=== EXERCISE ===
Make an exact copy of the entries below with the pictures removed.

-- START EXERCISE MATERIALS --

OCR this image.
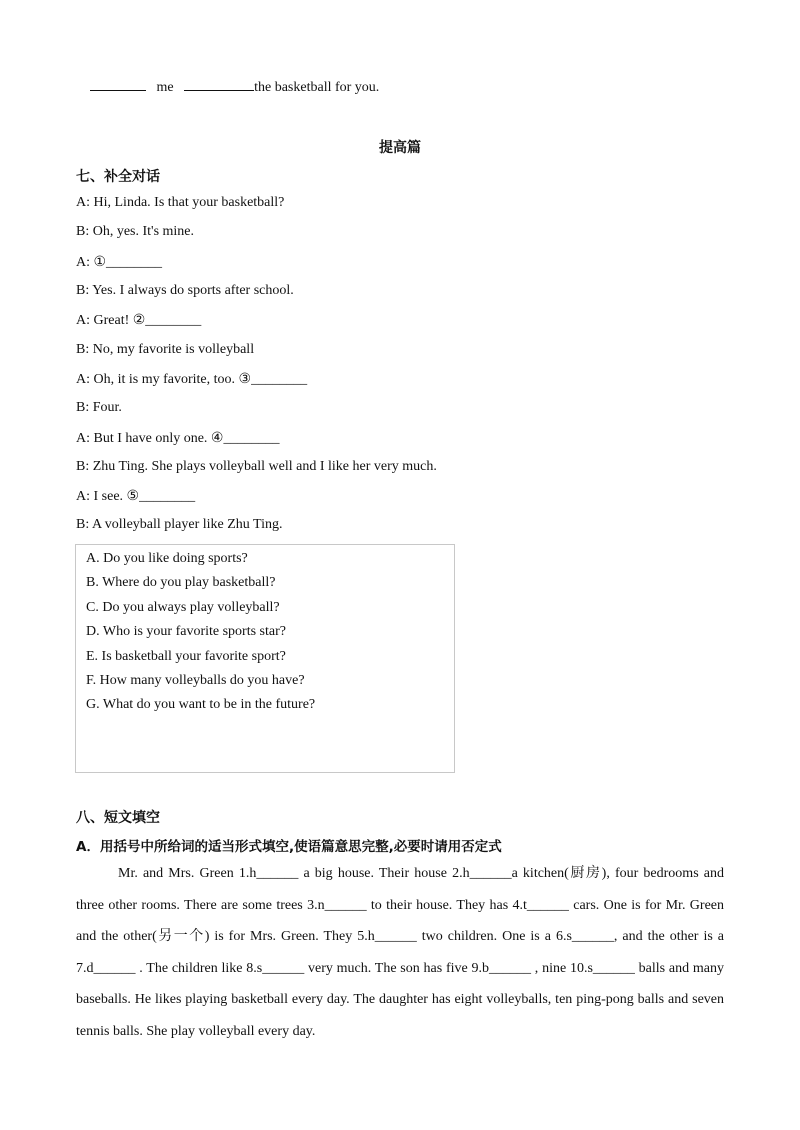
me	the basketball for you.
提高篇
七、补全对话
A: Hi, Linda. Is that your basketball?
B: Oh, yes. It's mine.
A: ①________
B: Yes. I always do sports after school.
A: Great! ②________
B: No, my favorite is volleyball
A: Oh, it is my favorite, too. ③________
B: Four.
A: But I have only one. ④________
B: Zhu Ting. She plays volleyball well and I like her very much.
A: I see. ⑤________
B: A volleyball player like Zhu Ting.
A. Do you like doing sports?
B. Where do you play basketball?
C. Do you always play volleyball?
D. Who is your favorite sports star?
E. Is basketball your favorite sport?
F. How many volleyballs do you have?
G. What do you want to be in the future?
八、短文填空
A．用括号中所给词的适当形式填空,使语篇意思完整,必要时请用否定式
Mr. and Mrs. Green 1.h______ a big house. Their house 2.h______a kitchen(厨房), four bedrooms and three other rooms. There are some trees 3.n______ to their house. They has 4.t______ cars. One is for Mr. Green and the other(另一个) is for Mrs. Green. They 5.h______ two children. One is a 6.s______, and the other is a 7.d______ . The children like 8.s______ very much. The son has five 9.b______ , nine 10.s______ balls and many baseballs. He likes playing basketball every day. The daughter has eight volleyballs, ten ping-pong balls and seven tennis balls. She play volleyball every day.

-- END EXERCISE MATERIALS --

=== FULL RESPONSE ===
OCR this image.
me	the basketball for you.
提高篇
七、补全对话
A: Hi, Linda. Is that your basketball?
B: Oh, yes. It's mine.
A: ①________
B: Yes. I always do sports after school.
A: Great! ②________
B: No, my favorite is volleyball
A: Oh, it is my favorite, too. ③________
B: Four.
A: But I have only one. ④________
B: Zhu Ting. She plays volleyball well and I like her very much.
A: I see. ⑤________
B: A volleyball player like Zhu Ting.
A. Do you like doing sports?
B. Where do you play basketball?
C. Do you always play volleyball?
D. Who is your favorite sports star?
E. Is basketball your favorite sport?
F. How many volleyballs do you have?
G. What do you want to be in the future?
八、短文填空
A．用括号中所给词的适当形式填空,使语篇意思完整,必要时请用否定式
Mr. and Mrs. Green 1.h______ a big house. Their house 2.h______a kitchen(厨房), four bedrooms and three other rooms. There are some trees 3.n______ to their house. They has 4.t______ cars. One is for Mr. Green and the other(另一个) is for Mrs. Green. They 5.h______ two children. One is a 6.s______, and the other is a 7.d______ . The children like 8.s______ very much. The son has five 9.b______ , nine 10.s______ balls and many baseballs. He likes playing basketball every day. The daughter has eight volleyballs, ten ping-pong balls and seven tennis balls. She play volleyball every day.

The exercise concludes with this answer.